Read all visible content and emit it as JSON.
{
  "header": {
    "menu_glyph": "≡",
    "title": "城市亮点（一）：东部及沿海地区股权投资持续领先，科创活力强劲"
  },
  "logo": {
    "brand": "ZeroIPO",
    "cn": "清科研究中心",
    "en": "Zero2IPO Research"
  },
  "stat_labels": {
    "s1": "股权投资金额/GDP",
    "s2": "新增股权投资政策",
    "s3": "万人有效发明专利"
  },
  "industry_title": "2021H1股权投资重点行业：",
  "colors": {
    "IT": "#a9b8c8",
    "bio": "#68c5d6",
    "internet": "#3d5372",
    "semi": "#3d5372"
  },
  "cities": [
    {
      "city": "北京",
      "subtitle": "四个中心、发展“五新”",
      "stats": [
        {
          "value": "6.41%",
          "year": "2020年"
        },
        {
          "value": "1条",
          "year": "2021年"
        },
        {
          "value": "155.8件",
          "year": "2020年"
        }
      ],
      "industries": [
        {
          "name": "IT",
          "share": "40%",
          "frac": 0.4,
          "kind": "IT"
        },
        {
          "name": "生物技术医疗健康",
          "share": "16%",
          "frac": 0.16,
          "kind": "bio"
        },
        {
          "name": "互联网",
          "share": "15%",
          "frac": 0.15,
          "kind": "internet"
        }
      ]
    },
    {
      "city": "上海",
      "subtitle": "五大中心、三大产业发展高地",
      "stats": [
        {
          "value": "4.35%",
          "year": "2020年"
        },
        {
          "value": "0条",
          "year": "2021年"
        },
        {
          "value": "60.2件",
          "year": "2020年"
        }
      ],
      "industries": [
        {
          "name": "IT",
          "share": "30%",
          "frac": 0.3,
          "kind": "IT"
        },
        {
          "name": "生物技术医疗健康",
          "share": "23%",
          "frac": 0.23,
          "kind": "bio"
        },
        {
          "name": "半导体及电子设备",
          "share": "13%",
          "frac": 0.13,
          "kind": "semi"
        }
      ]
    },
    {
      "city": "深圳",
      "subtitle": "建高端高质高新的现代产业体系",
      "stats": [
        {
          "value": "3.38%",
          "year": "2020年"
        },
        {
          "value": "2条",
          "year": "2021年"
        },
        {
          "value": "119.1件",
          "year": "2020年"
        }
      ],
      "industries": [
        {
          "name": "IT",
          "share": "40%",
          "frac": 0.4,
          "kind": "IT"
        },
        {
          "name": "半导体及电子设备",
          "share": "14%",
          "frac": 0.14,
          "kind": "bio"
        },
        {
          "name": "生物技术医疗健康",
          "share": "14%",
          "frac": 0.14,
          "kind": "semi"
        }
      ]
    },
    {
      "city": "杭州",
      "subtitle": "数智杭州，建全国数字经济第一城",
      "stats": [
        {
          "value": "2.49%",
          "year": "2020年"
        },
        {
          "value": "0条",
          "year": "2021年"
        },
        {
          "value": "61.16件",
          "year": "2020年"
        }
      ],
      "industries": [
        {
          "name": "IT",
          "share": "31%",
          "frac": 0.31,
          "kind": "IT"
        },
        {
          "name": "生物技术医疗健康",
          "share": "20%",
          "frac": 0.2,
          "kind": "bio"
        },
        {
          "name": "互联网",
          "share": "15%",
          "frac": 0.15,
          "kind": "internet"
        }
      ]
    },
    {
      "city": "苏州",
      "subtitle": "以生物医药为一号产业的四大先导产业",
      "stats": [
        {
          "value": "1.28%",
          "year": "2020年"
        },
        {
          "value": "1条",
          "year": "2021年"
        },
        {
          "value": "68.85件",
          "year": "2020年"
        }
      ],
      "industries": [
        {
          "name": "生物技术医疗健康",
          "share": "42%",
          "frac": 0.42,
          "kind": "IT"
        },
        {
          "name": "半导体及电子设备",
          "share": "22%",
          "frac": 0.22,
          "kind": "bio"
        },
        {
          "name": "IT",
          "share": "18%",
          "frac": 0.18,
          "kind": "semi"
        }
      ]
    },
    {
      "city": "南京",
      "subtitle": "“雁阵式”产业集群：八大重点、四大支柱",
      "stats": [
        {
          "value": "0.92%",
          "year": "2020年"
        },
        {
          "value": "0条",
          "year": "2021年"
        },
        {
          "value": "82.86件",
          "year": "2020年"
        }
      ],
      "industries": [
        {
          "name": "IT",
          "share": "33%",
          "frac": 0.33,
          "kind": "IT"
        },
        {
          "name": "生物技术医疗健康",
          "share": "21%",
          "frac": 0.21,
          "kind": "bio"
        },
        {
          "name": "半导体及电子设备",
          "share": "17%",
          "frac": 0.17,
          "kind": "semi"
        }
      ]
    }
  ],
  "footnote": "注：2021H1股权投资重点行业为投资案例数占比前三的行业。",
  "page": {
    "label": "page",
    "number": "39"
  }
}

__Work to be completed__
The lines above should be duplicated exactly.

__Answer for this exercise__
Read all visible content and emit it as JSON.
{
  "header": {
    "menu_glyph": "≡",
    "title": "城市亮点（一）：东部及沿海地区股权投资持续领先，科创活力强劲"
  },
  "logo": {
    "brand": "ZeroIPO",
    "cn": "清科研究中心",
    "en": "Zero2IPO Research"
  },
  "stat_labels": {
    "s1": "股权投资金额/GDP",
    "s2": "新增股权投资政策",
    "s3": "万人有效发明专利"
  },
  "industry_title": "2021H1股权投资重点行业：",
  "colors": {
    "IT": "#a9b8c8",
    "bio": "#68c5d6",
    "internet": "#3d5372",
    "semi": "#3d5372"
  },
  "cities": [
    {
      "city": "北京",
      "subtitle": "四个中心、发展“五新”",
      "stats": [
        {
          "value": "6.41%",
          "year": "2020年"
        },
        {
          "value": "1条",
          "year": "2021年"
        },
        {
          "value": "155.8件",
          "year": "2020年"
        }
      ],
      "industries": [
        {
          "name": "IT",
          "share": "40%",
          "frac": 0.4,
          "kind": "IT"
        },
        {
          "name": "生物技术医疗健康",
          "share": "16%",
          "frac": 0.16,
          "kind": "bio"
        },
        {
          "name": "互联网",
          "share": "15%",
          "frac": 0.15,
          "kind": "internet"
        }
      ]
    },
    {
      "city": "上海",
      "subtitle": "五大中心、三大产业发展高地",
      "stats": [
        {
          "value": "4.35%",
          "year": "2020年"
        },
        {
          "value": "0条",
          "year": "2021年"
        },
        {
          "value": "60.2件",
          "year": "2020年"
        }
      ],
      "industries": [
        {
          "name": "IT",
          "share": "30%",
          "frac": 0.3,
          "kind": "IT"
        },
        {
          "name": "生物技术医疗健康",
          "share": "23%",
          "frac": 0.23,
          "kind": "bio"
        },
        {
          "name": "半导体及电子设备",
          "share": "13%",
          "frac": 0.13,
          "kind": "semi"
        }
      ]
    },
    {
      "city": "深圳",
      "subtitle": "建高端高质高新的现代产业体系",
      "stats": [
        {
          "value": "3.38%",
          "year": "2020年"
        },
        {
          "value": "2条",
          "year": "2021年"
        },
        {
          "value": "119.1件",
          "year": "2020年"
        }
      ],
      "industries": [
        {
          "name": "IT",
          "share": "40%",
          "frac": 0.4,
          "kind": "IT"
        },
        {
          "name": "半导体及电子设备",
          "share": "14%",
          "frac": 0.14,
          "kind": "bio"
        },
        {
          "name": "生物技术医疗健康",
          "share": "14%",
          "frac": 0.14,
          "kind": "semi"
        }
      ]
    },
    {
      "city": "杭州",
      "subtitle": "数智杭州，建全国数字经济第一城",
      "stats": [
        {
          "value": "2.49%",
          "year": "2020年"
        },
        {
          "value": "0条",
          "year": "2021年"
        },
        {
          "value": "61.16件",
          "year": "2020年"
        }
      ],
      "industries": [
        {
          "name": "IT",
          "share": "31%",
          "frac": 0.31,
          "kind": "IT"
        },
        {
          "name": "生物技术医疗健康",
          "share": "20%",
          "frac": 0.2,
          "kind": "bio"
        },
        {
          "name": "互联网",
          "share": "15%",
          "frac": 0.15,
          "kind": "internet"
        }
      ]
    },
    {
      "city": "苏州",
      "subtitle": "以生物医药为一号产业的四大先导产业",
      "stats": [
        {
          "value": "1.28%",
          "year": "2020年"
        },
        {
          "value": "1条",
          "year": "2021年"
        },
        {
          "value": "68.85件",
          "year": "2020年"
        }
      ],
      "industries": [
        {
          "name": "生物技术医疗健康",
          "share": "42%",
          "frac": 0.42,
          "kind": "IT"
        },
        {
          "name": "半导体及电子设备",
          "share": "22%",
          "frac": 0.22,
          "kind": "bio"
        },
        {
          "name": "IT",
          "share": "18%",
          "frac": 0.18,
          "kind": "semi"
        }
      ]
    },
    {
      "city": "南京",
      "subtitle": "“雁阵式”产业集群：八大重点、四大支柱",
      "stats": [
        {
          "value": "0.92%",
          "year": "2020年"
        },
        {
          "value": "0条",
          "year": "2021年"
        },
        {
          "value": "82.86件",
          "year": "2020年"
        }
      ],
      "industries": [
        {
          "name": "IT",
          "share": "33%",
          "frac": 0.33,
          "kind": "IT"
        },
        {
          "name": "生物技术医疗健康",
          "share": "21%",
          "frac": 0.21,
          "kind": "bio"
        },
        {
          "name": "半导体及电子设备",
          "share": "17%",
          "frac": 0.17,
          "kind": "semi"
        }
      ]
    }
  ],
  "footnote": "注：2021H1股权投资重点行业为投资案例数占比前三的行业。",
  "page": {
    "label": "page",
    "number": "39"
  }
}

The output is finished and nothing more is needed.